• _The problem_: Restate the records that follow word for word; no pictures should appear.

• _Records for processing_:
_ _ _ _ _ _ _
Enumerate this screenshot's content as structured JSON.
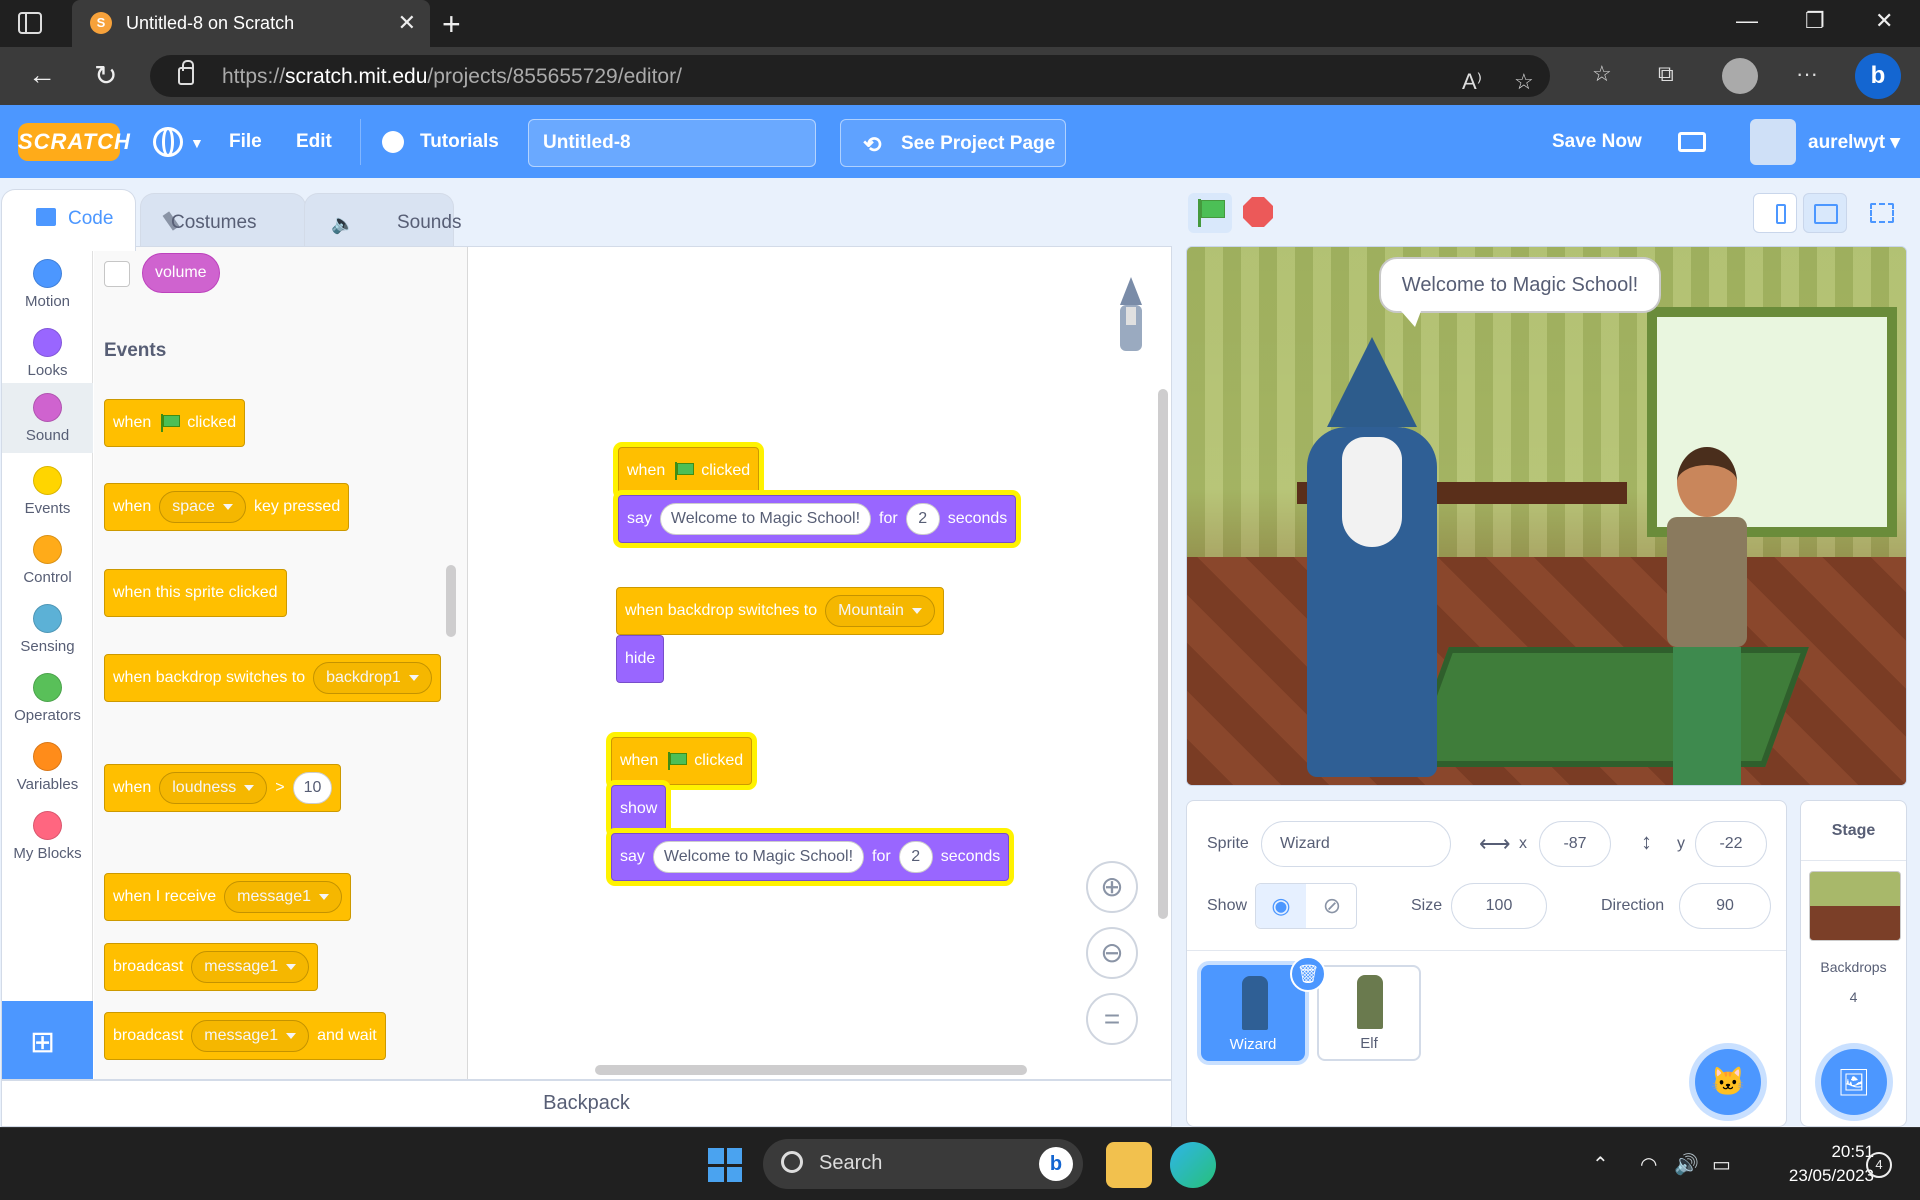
{
  "browser": {
    "tab_title": "Untitled-8 on Scratch",
    "favicon_letter": "S",
    "url_prefix": "https://",
    "url_host": "scratch.mit.edu",
    "url_path": "/projects/855655729/editor/"
  },
  "menubar": {
    "logo": "SCRATCH",
    "file": "File",
    "edit": "Edit",
    "tutorials": "Tutorials",
    "project_title": "Untitled-8",
    "see_project_page": "See Project Page",
    "save_now": "Save Now",
    "username": "aurelwyt"
  },
  "editor_tabs": {
    "code": "Code",
    "costumes": "Costumes",
    "sounds": "Sounds"
  },
  "categories": [
    {
      "label": "Motion",
      "color": "#4c97ff"
    },
    {
      "label": "Looks",
      "color": "#9966ff"
    },
    {
      "label": "Sound",
      "color": "#cf63cf"
    },
    {
      "label": "Events",
      "color": "#ffd500"
    },
    {
      "label": "Control",
      "color": "#ffab19"
    },
    {
      "label": "Sensing",
      "color": "#5cb1d6"
    },
    {
      "label": "Operators",
      "color": "#59c059"
    },
    {
      "label": "Variables",
      "color": "#ff8c1a"
    },
    {
      "label": "My Blocks",
      "color": "#ff6680"
    }
  ],
  "palette": {
    "volume_reporter": "volume",
    "section_events": "Events",
    "when": "when",
    "clicked": "clicked",
    "space": "space",
    "key_pressed": "key pressed",
    "when_this_sprite_clicked": "when this sprite clicked",
    "when_backdrop_switches_to": "when backdrop switches to",
    "backdrop1": "backdrop1",
    "loudness": "loudness",
    "gt": ">",
    "loudness_value": "10",
    "when_i_receive": "when I receive",
    "message1": "message1",
    "broadcast": "broadcast",
    "and_wait": "and wait"
  },
  "workspace": {
    "say": "say",
    "say_text": "Welcome to Magic School!",
    "for": "for",
    "seconds_value": "2",
    "seconds": "seconds",
    "backdrop_value": "Mountain",
    "hide": "hide",
    "show": "show"
  },
  "stage": {
    "speech_bubble": "Welcome to Magic School!"
  },
  "sprite_info": {
    "sprite_label": "Sprite",
    "sprite_name": "Wizard",
    "x_label": "x",
    "x_value": "-87",
    "y_label": "y",
    "y_value": "-22",
    "show_label": "Show",
    "size_label": "Size",
    "size_value": "100",
    "direction_label": "Direction",
    "direction_value": "90"
  },
  "sprites": [
    {
      "name": "Wizard",
      "selected": true
    },
    {
      "name": "Elf",
      "selected": false
    }
  ],
  "stage_panel": {
    "title": "Stage",
    "backdrops_label": "Backdrops",
    "backdrops_count": "4"
  },
  "backpack": "Backpack",
  "taskbar": {
    "search": "Search",
    "time": "20:51",
    "date": "23/05/2023",
    "notifications": "4"
  },
  "colors": {
    "scratch_blue": "#4c97ff",
    "events_yellow": "#ffbf00",
    "looks_purple": "#9966ff",
    "highlight": "#fff200"
  }
}
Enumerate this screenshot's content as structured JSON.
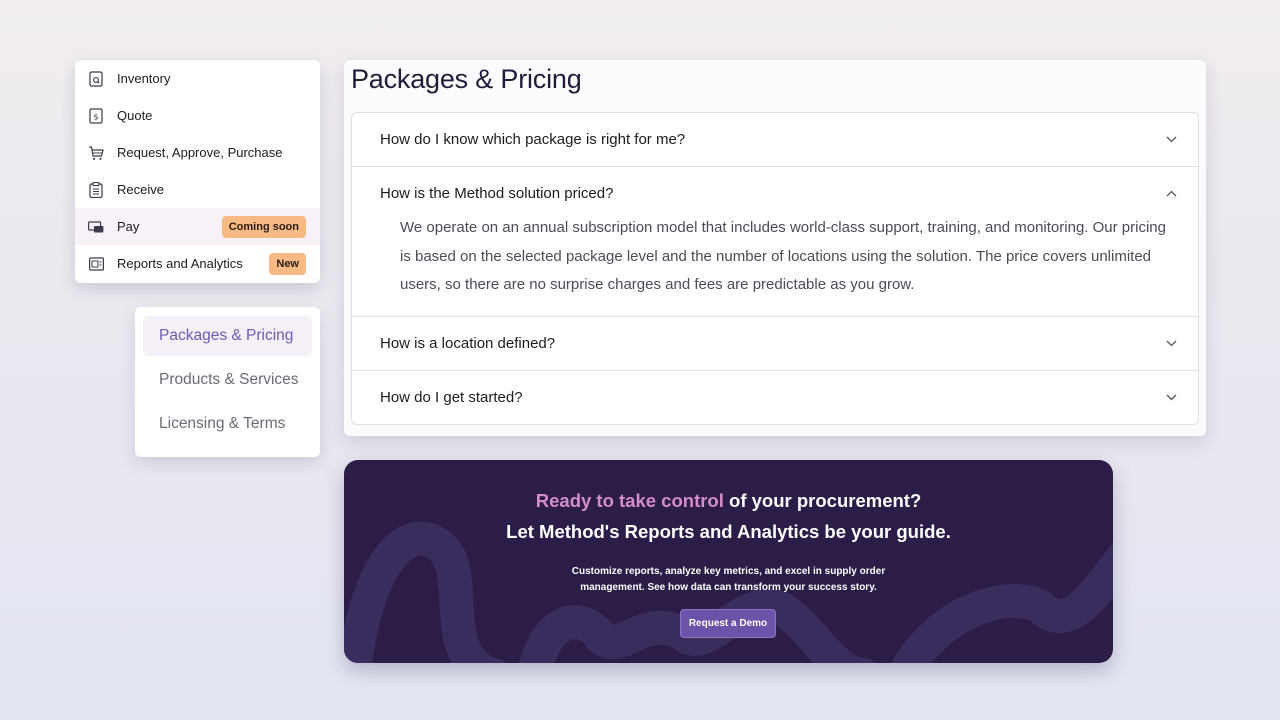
{
  "menu": {
    "items": [
      {
        "label": "Inventory",
        "icon": "inventory-doc-icon"
      },
      {
        "label": "Quote",
        "icon": "quote-doc-icon"
      },
      {
        "label": "Request, Approve, Purchase",
        "icon": "cart-icon"
      },
      {
        "label": "Receive",
        "icon": "clipboard-icon"
      },
      {
        "label": "Pay",
        "icon": "payment-card-icon",
        "badge": "Coming soon",
        "active": true
      },
      {
        "label": "Reports and Analytics",
        "icon": "report-chart-icon",
        "badge": "New"
      }
    ]
  },
  "subnav": {
    "items": [
      {
        "label": "Packages & Pricing",
        "active": true
      },
      {
        "label": "Products & Services"
      },
      {
        "label": "Licensing & Terms"
      }
    ]
  },
  "faq": {
    "title": "Packages & Pricing",
    "items": [
      {
        "question": "How do I know which package is right for me?",
        "expanded": false
      },
      {
        "question": "How is the Method solution priced?",
        "expanded": true,
        "answer": "We operate on an annual subscription model that includes world-class support, training, and monitoring. Our pricing is based on the selected package level and the number of locations using the solution. The price covers unlimited users, so there are no surprise charges and fees are predictable as you grow."
      },
      {
        "question": "How is a location defined?",
        "expanded": false
      },
      {
        "question": "How do I get started?",
        "expanded": false
      }
    ]
  },
  "cta": {
    "headline_highlight": "Ready to take control",
    "headline_rest": " of your procurement?",
    "subheadline": "Let Method's Reports and Analytics be your guide.",
    "description": "Customize reports, analyze key metrics, and excel in supply order management. See how data can transform your success story.",
    "button_label": "Request a Demo"
  },
  "colors": {
    "accent": "#6f59b6",
    "badge": "#f7ba84",
    "cta_bg": "#2b1d48",
    "cta_highlight": "#d48ccc",
    "cta_button": "#6a53a8"
  }
}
_ _ _ _ _ _ _
• _Response for this exercise_:
Enumerate this screenshot's content as structured JSON.
{
  "browser": {
    "tab_title": "Untitled-8 on Scratch",
    "favicon_letter": "S",
    "url_prefix": "https://",
    "url_host": "scratch.mit.edu",
    "url_path": "/projects/855655729/editor/"
  },
  "menubar": {
    "logo": "SCRATCH",
    "file": "File",
    "edit": "Edit",
    "tutorials": "Tutorials",
    "project_title": "Untitled-8",
    "see_project_page": "See Project Page",
    "save_now": "Save Now",
    "username": "aurelwyt"
  },
  "editor_tabs": {
    "code": "Code",
    "costumes": "Costumes",
    "sounds": "Sounds"
  },
  "categories": [
    {
      "label": "Motion",
      "color": "#4c97ff"
    },
    {
      "label": "Looks",
      "color": "#9966ff"
    },
    {
      "label": "Sound",
      "color": "#cf63cf"
    },
    {
      "label": "Events",
      "color": "#ffd500"
    },
    {
      "label": "Control",
      "color": "#ffab19"
    },
    {
      "label": "Sensing",
      "color": "#5cb1d6"
    },
    {
      "label": "Operators",
      "color": "#59c059"
    },
    {
      "label": "Variables",
      "color": "#ff8c1a"
    },
    {
      "label": "My Blocks",
      "color": "#ff6680"
    }
  ],
  "palette": {
    "volume_reporter": "volume",
    "section_events": "Events",
    "when": "when",
    "clicked": "clicked",
    "space": "space",
    "key_pressed": "key pressed",
    "when_this_sprite_clicked": "when this sprite clicked",
    "when_backdrop_switches_to": "when backdrop switches to",
    "backdrop1": "backdrop1",
    "loudness": "loudness",
    "gt": ">",
    "loudness_value": "10",
    "when_i_receive": "when I receive",
    "message1": "message1",
    "broadcast": "broadcast",
    "and_wait": "and wait"
  },
  "workspace": {
    "say": "say",
    "say_text": "Welcome to Magic School!",
    "for": "for",
    "seconds_value": "2",
    "seconds": "seconds",
    "backdrop_value": "Mountain",
    "hide": "hide",
    "show": "show"
  },
  "stage": {
    "speech_bubble": "Welcome to Magic School!"
  },
  "sprite_info": {
    "sprite_label": "Sprite",
    "sprite_name": "Wizard",
    "x_label": "x",
    "x_value": "-87",
    "y_label": "y",
    "y_value": "-22",
    "show_label": "Show",
    "size_label": "Size",
    "size_value": "100",
    "direction_label": "Direction",
    "direction_value": "90"
  },
  "sprites": [
    {
      "name": "Wizard",
      "selected": true
    },
    {
      "name": "Elf",
      "selected": false
    }
  ],
  "stage_panel": {
    "title": "Stage",
    "backdrops_label": "Backdrops",
    "backdrops_count": "4"
  },
  "backpack": "Backpack",
  "taskbar": {
    "search": "Search",
    "time": "20:51",
    "date": "23/05/2023",
    "notifications": "4"
  },
  "colors": {
    "scratch_blue": "#4c97ff",
    "events_yellow": "#ffbf00",
    "looks_purple": "#9966ff",
    "highlight": "#fff200"
  }
}
Enumerate this screenshot's content as structured JSON.
{
  "menu": {
    "items": [
      {
        "label": "Inventory",
        "icon": "inventory-doc-icon"
      },
      {
        "label": "Quote",
        "icon": "quote-doc-icon"
      },
      {
        "label": "Request, Approve, Purchase",
        "icon": "cart-icon"
      },
      {
        "label": "Receive",
        "icon": "clipboard-icon"
      },
      {
        "label": "Pay",
        "icon": "payment-card-icon",
        "badge": "Coming soon",
        "active": true
      },
      {
        "label": "Reports and Analytics",
        "icon": "report-chart-icon",
        "badge": "New"
      }
    ]
  },
  "subnav": {
    "items": [
      {
        "label": "Packages & Pricing",
        "active": true
      },
      {
        "label": "Products & Services"
      },
      {
        "label": "Licensing & Terms"
      }
    ]
  },
  "faq": {
    "title": "Packages & Pricing",
    "items": [
      {
        "question": "How do I know which package is right for me?",
        "expanded": false
      },
      {
        "question": "How is the Method solution priced?",
        "expanded": true,
        "answer": "We operate on an annual subscription model that includes world-class support, training, and monitoring. Our pricing is based on the selected package level and the number of locations using the solution. The price covers unlimited users, so there are no surprise charges and fees are predictable as you grow."
      },
      {
        "question": "How is a location defined?",
        "expanded": false
      },
      {
        "question": "How do I get started?",
        "expanded": false
      }
    ]
  },
  "cta": {
    "headline_highlight": "Ready to take control",
    "headline_rest": " of your procurement?",
    "subheadline": "Let Method's Reports and Analytics be your guide.",
    "description": "Customize reports, analyze key metrics, and excel in supply order management. See how data can transform your success story.",
    "button_label": "Request a Demo"
  },
  "colors": {
    "accent": "#6f59b6",
    "badge": "#f7ba84",
    "cta_bg": "#2b1d48",
    "cta_highlight": "#d48ccc",
    "cta_button": "#6a53a8"
  }
}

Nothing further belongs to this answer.